WHAT TO WORK ON =>
Find the string "with" in the entries and copy each line that has it.

━━━━━━━━━━━━━━━━━━━━━━━━━━━━━━

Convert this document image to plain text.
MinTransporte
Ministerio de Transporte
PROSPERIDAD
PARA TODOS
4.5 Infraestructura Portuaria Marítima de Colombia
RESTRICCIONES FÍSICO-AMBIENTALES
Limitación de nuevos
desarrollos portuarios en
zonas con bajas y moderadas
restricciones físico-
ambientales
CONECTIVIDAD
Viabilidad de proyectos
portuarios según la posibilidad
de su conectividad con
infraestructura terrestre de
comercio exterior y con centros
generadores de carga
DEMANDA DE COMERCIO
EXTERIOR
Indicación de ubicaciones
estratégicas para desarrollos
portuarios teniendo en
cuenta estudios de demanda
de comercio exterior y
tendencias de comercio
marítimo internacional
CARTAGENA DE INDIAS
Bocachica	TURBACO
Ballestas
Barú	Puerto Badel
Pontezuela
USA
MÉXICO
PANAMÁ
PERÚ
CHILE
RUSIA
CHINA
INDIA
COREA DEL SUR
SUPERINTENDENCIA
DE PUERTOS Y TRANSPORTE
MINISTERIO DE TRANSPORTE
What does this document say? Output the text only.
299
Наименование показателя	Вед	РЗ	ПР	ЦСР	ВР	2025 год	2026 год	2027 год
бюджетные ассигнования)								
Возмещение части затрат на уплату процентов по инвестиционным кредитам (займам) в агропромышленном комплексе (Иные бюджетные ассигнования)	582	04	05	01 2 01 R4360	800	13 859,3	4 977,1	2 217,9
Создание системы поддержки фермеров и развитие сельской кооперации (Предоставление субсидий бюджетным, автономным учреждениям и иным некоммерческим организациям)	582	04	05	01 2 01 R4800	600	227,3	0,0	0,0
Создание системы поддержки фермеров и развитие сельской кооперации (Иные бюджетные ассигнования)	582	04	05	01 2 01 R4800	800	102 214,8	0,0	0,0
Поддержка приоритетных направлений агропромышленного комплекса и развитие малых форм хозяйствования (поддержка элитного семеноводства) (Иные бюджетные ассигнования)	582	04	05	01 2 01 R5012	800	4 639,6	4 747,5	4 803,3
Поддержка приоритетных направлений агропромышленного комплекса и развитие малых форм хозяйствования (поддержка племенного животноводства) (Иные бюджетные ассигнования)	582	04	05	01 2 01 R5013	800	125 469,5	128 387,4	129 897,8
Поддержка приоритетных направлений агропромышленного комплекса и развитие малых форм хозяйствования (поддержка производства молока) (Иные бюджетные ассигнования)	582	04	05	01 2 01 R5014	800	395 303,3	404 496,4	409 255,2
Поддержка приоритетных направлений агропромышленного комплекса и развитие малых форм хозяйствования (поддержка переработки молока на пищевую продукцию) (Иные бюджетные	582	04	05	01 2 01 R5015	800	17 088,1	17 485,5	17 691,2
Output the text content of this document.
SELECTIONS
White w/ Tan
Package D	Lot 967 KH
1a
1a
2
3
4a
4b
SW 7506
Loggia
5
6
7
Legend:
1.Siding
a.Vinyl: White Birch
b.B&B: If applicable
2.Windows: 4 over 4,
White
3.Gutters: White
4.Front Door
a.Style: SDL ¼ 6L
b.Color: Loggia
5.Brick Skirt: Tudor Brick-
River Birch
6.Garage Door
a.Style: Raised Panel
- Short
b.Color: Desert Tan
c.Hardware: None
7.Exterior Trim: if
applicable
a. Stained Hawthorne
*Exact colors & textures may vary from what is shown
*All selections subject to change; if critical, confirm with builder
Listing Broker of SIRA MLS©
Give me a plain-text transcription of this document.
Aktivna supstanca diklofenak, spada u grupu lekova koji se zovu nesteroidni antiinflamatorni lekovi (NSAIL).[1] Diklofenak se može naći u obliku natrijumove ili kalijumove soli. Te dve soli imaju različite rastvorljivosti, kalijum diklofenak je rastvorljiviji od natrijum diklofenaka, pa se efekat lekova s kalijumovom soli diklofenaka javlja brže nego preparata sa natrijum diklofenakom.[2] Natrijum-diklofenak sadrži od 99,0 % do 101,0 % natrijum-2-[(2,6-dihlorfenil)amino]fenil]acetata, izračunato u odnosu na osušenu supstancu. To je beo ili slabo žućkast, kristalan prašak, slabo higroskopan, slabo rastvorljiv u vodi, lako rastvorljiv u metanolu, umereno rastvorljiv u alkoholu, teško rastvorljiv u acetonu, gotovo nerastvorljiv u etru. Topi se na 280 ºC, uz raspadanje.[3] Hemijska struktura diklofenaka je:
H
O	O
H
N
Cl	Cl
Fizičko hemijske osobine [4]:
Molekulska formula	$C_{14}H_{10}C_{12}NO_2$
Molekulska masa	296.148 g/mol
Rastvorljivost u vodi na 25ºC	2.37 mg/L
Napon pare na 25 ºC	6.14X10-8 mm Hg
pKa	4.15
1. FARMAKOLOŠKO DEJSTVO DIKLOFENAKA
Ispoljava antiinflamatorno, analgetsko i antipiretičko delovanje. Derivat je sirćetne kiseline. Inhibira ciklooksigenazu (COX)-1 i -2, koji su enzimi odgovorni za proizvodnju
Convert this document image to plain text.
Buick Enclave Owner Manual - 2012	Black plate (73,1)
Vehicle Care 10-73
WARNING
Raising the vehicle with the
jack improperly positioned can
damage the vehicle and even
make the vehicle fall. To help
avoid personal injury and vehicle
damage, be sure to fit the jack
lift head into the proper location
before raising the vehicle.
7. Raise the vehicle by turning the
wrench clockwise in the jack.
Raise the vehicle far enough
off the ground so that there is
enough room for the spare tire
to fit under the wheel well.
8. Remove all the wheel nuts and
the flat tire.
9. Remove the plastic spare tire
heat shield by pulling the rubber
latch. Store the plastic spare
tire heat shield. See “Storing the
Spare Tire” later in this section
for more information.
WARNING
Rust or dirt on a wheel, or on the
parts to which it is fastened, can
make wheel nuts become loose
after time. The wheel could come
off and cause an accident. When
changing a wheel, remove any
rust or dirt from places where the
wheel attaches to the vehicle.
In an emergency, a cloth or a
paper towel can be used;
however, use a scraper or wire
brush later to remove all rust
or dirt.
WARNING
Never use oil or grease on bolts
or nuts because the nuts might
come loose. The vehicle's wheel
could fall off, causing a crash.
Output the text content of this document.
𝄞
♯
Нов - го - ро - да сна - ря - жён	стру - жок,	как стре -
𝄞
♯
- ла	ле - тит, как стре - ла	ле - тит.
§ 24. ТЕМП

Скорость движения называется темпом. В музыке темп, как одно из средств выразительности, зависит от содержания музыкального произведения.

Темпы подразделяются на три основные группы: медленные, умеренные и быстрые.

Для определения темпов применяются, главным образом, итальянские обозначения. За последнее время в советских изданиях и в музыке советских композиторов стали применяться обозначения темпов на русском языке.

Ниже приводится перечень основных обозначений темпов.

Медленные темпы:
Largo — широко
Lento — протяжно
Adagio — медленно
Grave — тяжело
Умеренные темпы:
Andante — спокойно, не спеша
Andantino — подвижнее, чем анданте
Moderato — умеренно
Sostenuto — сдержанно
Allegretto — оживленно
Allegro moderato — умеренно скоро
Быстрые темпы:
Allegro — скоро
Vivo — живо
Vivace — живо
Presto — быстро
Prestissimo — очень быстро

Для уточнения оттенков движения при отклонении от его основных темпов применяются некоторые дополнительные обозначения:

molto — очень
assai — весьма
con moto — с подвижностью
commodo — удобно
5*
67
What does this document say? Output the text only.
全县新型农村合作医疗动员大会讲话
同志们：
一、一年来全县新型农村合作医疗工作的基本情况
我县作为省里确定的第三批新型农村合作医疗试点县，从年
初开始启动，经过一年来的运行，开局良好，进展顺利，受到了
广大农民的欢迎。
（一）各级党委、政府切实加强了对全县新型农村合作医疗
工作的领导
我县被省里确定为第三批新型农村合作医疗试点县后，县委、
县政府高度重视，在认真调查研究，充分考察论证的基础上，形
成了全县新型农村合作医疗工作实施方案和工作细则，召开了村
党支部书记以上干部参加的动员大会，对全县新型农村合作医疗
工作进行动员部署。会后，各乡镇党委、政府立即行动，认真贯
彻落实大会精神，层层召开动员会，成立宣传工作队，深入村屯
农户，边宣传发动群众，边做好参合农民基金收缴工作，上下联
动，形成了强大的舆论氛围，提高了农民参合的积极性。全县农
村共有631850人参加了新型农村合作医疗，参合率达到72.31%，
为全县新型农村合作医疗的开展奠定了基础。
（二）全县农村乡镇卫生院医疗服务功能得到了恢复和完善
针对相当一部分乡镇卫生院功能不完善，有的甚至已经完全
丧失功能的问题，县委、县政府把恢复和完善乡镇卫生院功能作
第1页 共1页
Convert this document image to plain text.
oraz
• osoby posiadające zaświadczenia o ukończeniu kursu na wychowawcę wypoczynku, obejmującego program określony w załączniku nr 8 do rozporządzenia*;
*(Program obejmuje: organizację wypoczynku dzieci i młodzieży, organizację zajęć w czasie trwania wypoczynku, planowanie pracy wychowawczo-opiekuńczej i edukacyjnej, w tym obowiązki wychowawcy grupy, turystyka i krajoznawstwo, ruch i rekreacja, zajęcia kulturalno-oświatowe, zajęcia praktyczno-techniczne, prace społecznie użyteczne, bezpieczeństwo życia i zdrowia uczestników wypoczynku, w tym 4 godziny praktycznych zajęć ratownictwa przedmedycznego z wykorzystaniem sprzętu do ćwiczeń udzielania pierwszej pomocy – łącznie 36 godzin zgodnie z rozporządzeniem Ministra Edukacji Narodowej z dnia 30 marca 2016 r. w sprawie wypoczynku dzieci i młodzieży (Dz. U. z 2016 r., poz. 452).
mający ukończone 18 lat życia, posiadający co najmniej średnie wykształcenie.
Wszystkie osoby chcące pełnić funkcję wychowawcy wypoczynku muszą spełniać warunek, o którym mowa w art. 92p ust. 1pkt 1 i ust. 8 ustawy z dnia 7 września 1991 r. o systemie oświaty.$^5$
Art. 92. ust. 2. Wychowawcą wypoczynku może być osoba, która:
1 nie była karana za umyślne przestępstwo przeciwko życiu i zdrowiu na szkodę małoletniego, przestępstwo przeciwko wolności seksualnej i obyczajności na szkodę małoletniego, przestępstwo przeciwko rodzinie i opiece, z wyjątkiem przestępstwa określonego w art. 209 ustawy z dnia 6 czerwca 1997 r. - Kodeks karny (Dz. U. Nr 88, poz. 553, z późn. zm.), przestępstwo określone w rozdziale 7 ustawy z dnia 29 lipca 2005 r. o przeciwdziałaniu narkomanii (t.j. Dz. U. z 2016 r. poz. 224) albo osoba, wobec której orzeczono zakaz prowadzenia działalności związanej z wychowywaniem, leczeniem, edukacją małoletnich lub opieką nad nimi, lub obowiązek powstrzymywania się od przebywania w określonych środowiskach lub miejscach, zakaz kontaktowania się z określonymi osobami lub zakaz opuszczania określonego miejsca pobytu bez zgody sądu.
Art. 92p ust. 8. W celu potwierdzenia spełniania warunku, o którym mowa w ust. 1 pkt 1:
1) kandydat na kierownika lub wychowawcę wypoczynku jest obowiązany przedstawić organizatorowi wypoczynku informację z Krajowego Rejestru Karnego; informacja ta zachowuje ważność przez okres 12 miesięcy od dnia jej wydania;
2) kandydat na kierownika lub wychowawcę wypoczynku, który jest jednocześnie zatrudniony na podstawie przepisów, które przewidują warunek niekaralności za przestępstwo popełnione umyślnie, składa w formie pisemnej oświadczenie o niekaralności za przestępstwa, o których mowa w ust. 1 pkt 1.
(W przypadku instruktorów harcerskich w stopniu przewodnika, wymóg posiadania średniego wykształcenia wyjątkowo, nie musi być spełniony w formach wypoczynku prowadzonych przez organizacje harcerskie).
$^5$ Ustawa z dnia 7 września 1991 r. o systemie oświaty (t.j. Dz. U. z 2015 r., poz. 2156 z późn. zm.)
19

━━━━━━━━━━━━━━━━━━━━━━━━━━━━━━

FINAL RESULT =>
*All selections subject to change; if critical, confirm with builder
Raising the vehicle with the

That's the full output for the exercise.